**Goal:**
Restate the records below word for word, and omit the images they hold.

**Dataset records:**
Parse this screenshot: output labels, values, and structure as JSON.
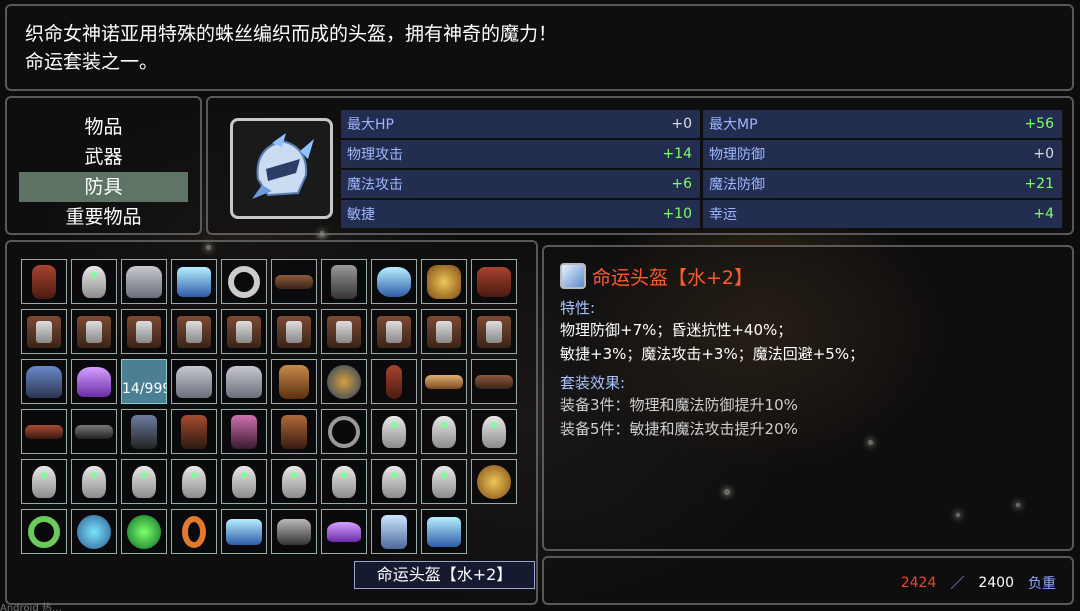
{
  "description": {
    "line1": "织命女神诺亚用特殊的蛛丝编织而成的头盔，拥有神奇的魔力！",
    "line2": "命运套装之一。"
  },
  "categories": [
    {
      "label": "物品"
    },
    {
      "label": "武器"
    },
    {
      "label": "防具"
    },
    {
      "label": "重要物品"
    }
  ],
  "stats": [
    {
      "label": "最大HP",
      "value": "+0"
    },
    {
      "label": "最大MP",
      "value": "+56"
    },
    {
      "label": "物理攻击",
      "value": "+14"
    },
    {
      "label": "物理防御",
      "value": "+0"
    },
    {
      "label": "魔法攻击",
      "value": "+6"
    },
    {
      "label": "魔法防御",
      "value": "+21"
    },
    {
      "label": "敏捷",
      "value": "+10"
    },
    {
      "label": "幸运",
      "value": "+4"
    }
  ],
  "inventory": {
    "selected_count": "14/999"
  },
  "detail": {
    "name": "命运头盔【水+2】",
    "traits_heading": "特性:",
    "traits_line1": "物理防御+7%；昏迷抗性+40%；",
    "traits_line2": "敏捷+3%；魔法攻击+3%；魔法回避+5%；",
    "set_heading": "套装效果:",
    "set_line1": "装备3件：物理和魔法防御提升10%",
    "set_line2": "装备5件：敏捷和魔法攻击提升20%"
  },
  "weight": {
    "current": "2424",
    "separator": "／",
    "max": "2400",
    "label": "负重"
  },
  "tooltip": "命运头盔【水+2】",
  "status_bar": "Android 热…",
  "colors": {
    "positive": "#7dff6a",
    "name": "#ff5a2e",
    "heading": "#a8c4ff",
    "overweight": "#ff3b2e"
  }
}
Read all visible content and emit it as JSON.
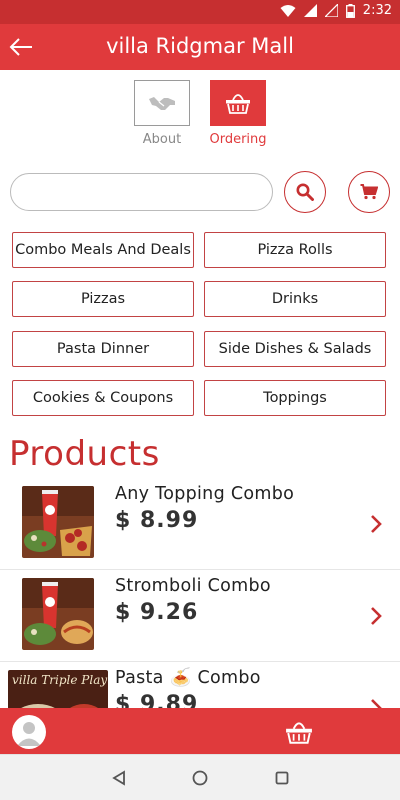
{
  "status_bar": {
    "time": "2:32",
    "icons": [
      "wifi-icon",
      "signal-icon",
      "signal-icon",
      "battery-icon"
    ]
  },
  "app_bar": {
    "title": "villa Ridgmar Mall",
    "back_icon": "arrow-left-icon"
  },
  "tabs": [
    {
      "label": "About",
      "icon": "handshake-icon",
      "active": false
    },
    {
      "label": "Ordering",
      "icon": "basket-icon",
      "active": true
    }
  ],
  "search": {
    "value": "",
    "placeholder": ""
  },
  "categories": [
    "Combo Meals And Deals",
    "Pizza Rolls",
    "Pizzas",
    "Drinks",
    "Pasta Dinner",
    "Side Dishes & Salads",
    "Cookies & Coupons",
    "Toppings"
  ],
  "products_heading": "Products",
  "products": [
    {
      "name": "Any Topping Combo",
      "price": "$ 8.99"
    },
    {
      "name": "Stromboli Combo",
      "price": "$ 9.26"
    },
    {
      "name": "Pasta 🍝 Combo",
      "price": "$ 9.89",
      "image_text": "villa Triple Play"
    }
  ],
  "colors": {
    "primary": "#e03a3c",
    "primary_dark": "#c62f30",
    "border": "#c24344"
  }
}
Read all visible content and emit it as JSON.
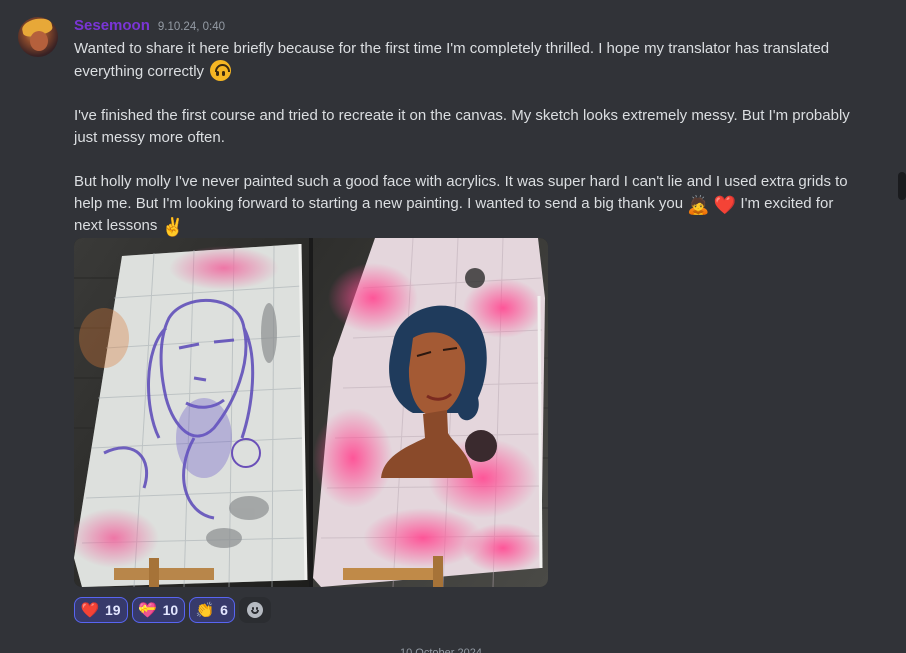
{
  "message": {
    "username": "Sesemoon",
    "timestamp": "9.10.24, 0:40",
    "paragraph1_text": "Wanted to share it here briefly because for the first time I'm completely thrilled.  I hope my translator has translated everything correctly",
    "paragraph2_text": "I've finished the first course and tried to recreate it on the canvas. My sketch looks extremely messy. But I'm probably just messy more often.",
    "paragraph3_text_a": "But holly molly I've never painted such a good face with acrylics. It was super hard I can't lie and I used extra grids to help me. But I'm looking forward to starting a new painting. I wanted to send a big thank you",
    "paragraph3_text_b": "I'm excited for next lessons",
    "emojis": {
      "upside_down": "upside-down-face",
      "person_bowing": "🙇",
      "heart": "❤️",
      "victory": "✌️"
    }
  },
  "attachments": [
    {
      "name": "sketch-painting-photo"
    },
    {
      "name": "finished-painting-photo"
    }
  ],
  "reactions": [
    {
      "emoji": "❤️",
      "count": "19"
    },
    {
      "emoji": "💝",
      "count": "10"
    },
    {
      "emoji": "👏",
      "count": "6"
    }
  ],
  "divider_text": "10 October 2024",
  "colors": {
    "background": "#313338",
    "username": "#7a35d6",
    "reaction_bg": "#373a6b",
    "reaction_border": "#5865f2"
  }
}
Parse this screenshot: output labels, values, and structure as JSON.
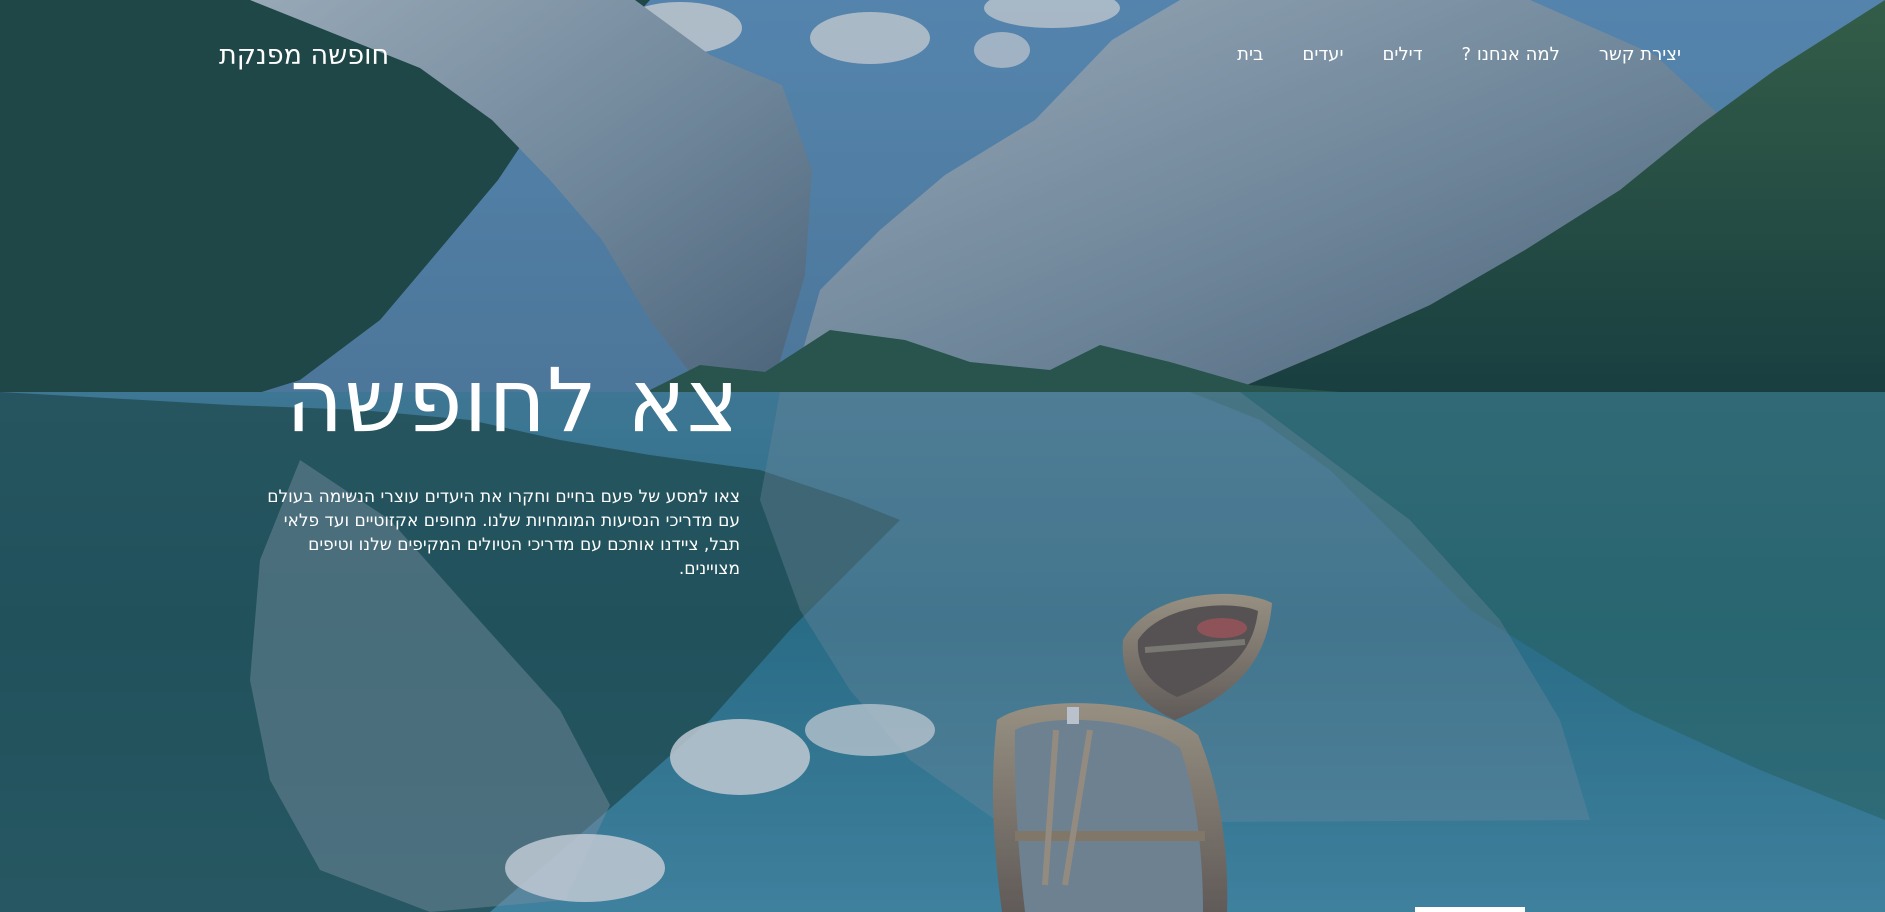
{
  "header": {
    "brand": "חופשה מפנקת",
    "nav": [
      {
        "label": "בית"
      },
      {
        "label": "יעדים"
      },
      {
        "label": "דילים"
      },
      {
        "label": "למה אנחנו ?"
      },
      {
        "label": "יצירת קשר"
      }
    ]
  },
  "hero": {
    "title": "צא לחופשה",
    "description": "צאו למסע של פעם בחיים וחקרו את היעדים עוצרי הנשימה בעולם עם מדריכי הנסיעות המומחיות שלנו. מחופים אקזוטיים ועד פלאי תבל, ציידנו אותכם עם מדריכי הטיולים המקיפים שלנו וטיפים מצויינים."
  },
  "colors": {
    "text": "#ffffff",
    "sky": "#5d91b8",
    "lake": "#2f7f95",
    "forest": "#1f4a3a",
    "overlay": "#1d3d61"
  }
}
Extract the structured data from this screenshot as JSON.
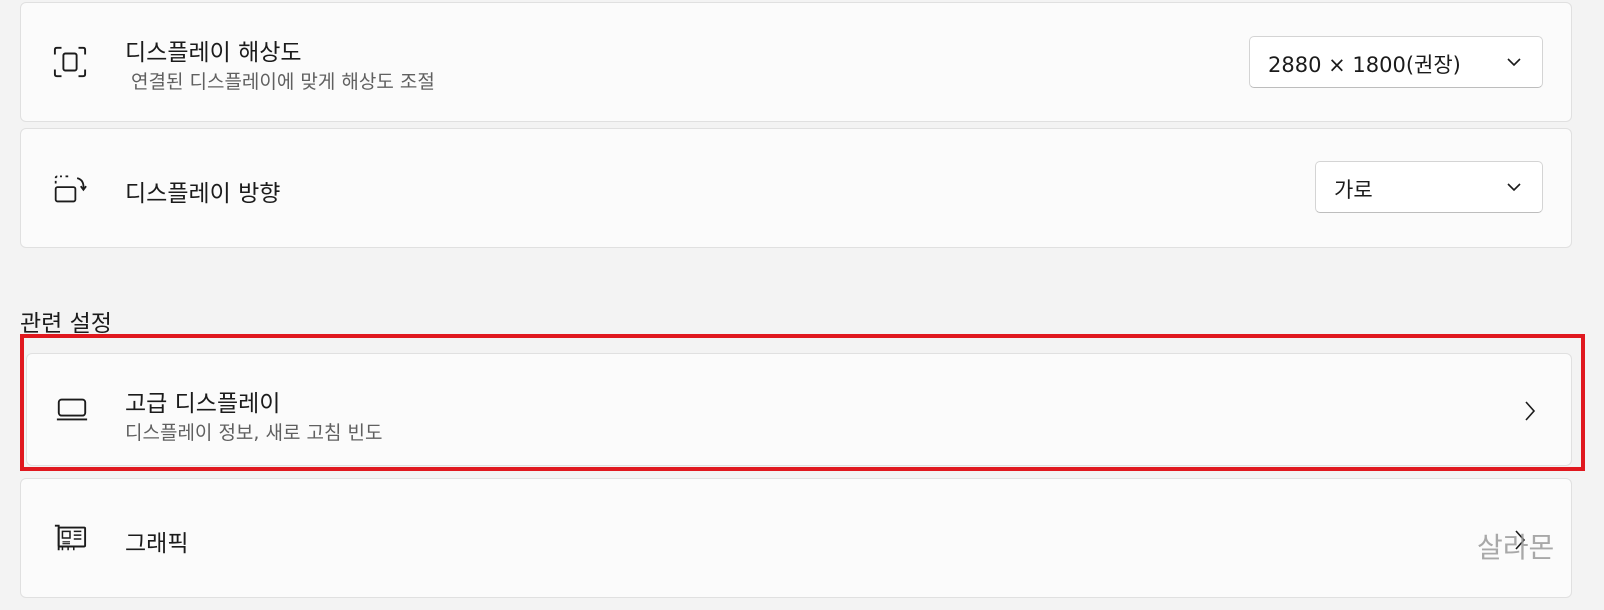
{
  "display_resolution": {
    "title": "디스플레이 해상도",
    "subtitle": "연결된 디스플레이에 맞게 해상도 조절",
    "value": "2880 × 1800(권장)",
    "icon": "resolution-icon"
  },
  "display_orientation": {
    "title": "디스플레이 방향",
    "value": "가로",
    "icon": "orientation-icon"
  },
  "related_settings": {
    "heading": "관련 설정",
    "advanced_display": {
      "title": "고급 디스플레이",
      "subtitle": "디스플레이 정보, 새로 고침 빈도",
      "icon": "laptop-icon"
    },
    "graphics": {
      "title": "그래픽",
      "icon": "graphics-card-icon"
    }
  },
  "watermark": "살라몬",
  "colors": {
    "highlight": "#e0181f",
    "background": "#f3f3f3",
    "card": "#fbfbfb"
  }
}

**Written solution:**
Parse this screenshot: output labels, values, and structure as JSON.
{
  "description": {
    "line1": "织命女神诺亚用特殊的蛛丝编织而成的头盔，拥有神奇的魔力！",
    "line2": "命运套装之一。"
  },
  "categories": [
    {
      "label": "物品"
    },
    {
      "label": "武器"
    },
    {
      "label": "防具"
    },
    {
      "label": "重要物品"
    }
  ],
  "stats": [
    {
      "label": "最大HP",
      "value": "+0"
    },
    {
      "label": "最大MP",
      "value": "+56"
    },
    {
      "label": "物理攻击",
      "value": "+14"
    },
    {
      "label": "物理防御",
      "value": "+0"
    },
    {
      "label": "魔法攻击",
      "value": "+6"
    },
    {
      "label": "魔法防御",
      "value": "+21"
    },
    {
      "label": "敏捷",
      "value": "+10"
    },
    {
      "label": "幸运",
      "value": "+4"
    }
  ],
  "inventory": {
    "selected_count": "14/999"
  },
  "detail": {
    "name": "命运头盔【水+2】",
    "traits_heading": "特性:",
    "traits_line1": "物理防御+7%；昏迷抗性+40%；",
    "traits_line2": "敏捷+3%；魔法攻击+3%；魔法回避+5%；",
    "set_heading": "套装效果:",
    "set_line1": "装备3件：物理和魔法防御提升10%",
    "set_line2": "装备5件：敏捷和魔法攻击提升20%"
  },
  "weight": {
    "current": "2424",
    "separator": "／",
    "max": "2400",
    "label": "负重"
  },
  "tooltip": "命运头盔【水+2】",
  "status_bar": "Android 热…",
  "colors": {
    "positive": "#7dff6a",
    "name": "#ff5a2e",
    "heading": "#a8c4ff",
    "overweight": "#ff3b2e"
  }
}
Read all visible content and emit it as JSON.
{
  "status_bar": {
    "time": "2:32",
    "icons": [
      "wifi-icon",
      "signal-icon",
      "signal-icon",
      "battery-icon"
    ]
  },
  "app_bar": {
    "title": "villa Ridgmar Mall",
    "back_icon": "arrow-left-icon"
  },
  "tabs": [
    {
      "label": "About",
      "icon": "handshake-icon",
      "active": false
    },
    {
      "label": "Ordering",
      "icon": "basket-icon",
      "active": true
    }
  ],
  "search": {
    "value": "",
    "placeholder": ""
  },
  "categories": [
    "Combo Meals And Deals",
    "Pizza Rolls",
    "Pizzas",
    "Drinks",
    "Pasta Dinner",
    "Side Dishes & Salads",
    "Cookies & Coupons",
    "Toppings"
  ],
  "products_heading": "Products",
  "products": [
    {
      "name": "Any Topping Combo",
      "price": "$ 8.99"
    },
    {
      "name": "Stromboli Combo",
      "price": "$ 9.26"
    },
    {
      "name": "Pasta 🍝 Combo",
      "price": "$ 9.89",
      "image_text": "villa Triple Play"
    }
  ],
  "colors": {
    "primary": "#e03a3c",
    "primary_dark": "#c62f30",
    "border": "#c24344"
  }
}
Read all visible content and emit it as JSON.
{
  "message": {
    "username": "Sesemoon",
    "timestamp": "9.10.24, 0:40",
    "paragraph1_text": "Wanted to share it here briefly because for the first time I'm completely thrilled.  I hope my translator has translated everything correctly",
    "paragraph2_text": "I've finished the first course and tried to recreate it on the canvas. My sketch looks extremely messy. But I'm probably just messy more often.",
    "paragraph3_text_a": "But holly molly I've never painted such a good face with acrylics. It was super hard I can't lie and I used extra grids to help me. But I'm looking forward to starting a new painting. I wanted to send a big thank you",
    "paragraph3_text_b": "I'm excited for next lessons",
    "emojis": {
      "upside_down": "upside-down-face",
      "person_bowing": "🙇",
      "heart": "❤️",
      "victory": "✌️"
    }
  },
  "attachments": [
    {
      "name": "sketch-painting-photo"
    },
    {
      "name": "finished-painting-photo"
    }
  ],
  "reactions": [
    {
      "emoji": "❤️",
      "count": "19"
    },
    {
      "emoji": "💝",
      "count": "10"
    },
    {
      "emoji": "👏",
      "count": "6"
    }
  ],
  "divider_text": "10 October 2024",
  "colors": {
    "background": "#313338",
    "username": "#7a35d6",
    "reaction_bg": "#373a6b",
    "reaction_border": "#5865f2"
  }
}
Parse this screenshot: output labels, values, and structure as JSON.
{
  "header": {
    "brand": "חופשה מפנקת",
    "nav": [
      {
        "label": "בית"
      },
      {
        "label": "יעדים"
      },
      {
        "label": "דילים"
      },
      {
        "label": "למה אנחנו ?"
      },
      {
        "label": "יצירת קשר"
      }
    ]
  },
  "hero": {
    "title": "צא לחופשה",
    "description": "צאו למסע של פעם בחיים וחקרו את היעדים עוצרי הנשימה בעולם עם מדריכי הנסיעות המומחיות שלנו. מחופים אקזוטיים ועד פלאי תבל, ציידנו אותכם עם מדריכי הטיולים המקיפים שלנו וטיפים מצויינים."
  },
  "colors": {
    "text": "#ffffff",
    "sky": "#5d91b8",
    "lake": "#2f7f95",
    "forest": "#1f4a3a",
    "overlay": "#1d3d61"
  }
}
Extract the structured data from this screenshot as JSON.
{
  "display_resolution": {
    "title": "디스플레이 해상도",
    "subtitle": "연결된 디스플레이에 맞게 해상도 조절",
    "value": "2880 × 1800(권장)",
    "icon": "resolution-icon"
  },
  "display_orientation": {
    "title": "디스플레이 방향",
    "value": "가로",
    "icon": "orientation-icon"
  },
  "related_settings": {
    "heading": "관련 설정",
    "advanced_display": {
      "title": "고급 디스플레이",
      "subtitle": "디스플레이 정보, 새로 고침 빈도",
      "icon": "laptop-icon"
    },
    "graphics": {
      "title": "그래픽",
      "icon": "graphics-card-icon"
    }
  },
  "watermark": "살라몬",
  "colors": {
    "highlight": "#e0181f",
    "background": "#f3f3f3",
    "card": "#fbfbfb"
  }
}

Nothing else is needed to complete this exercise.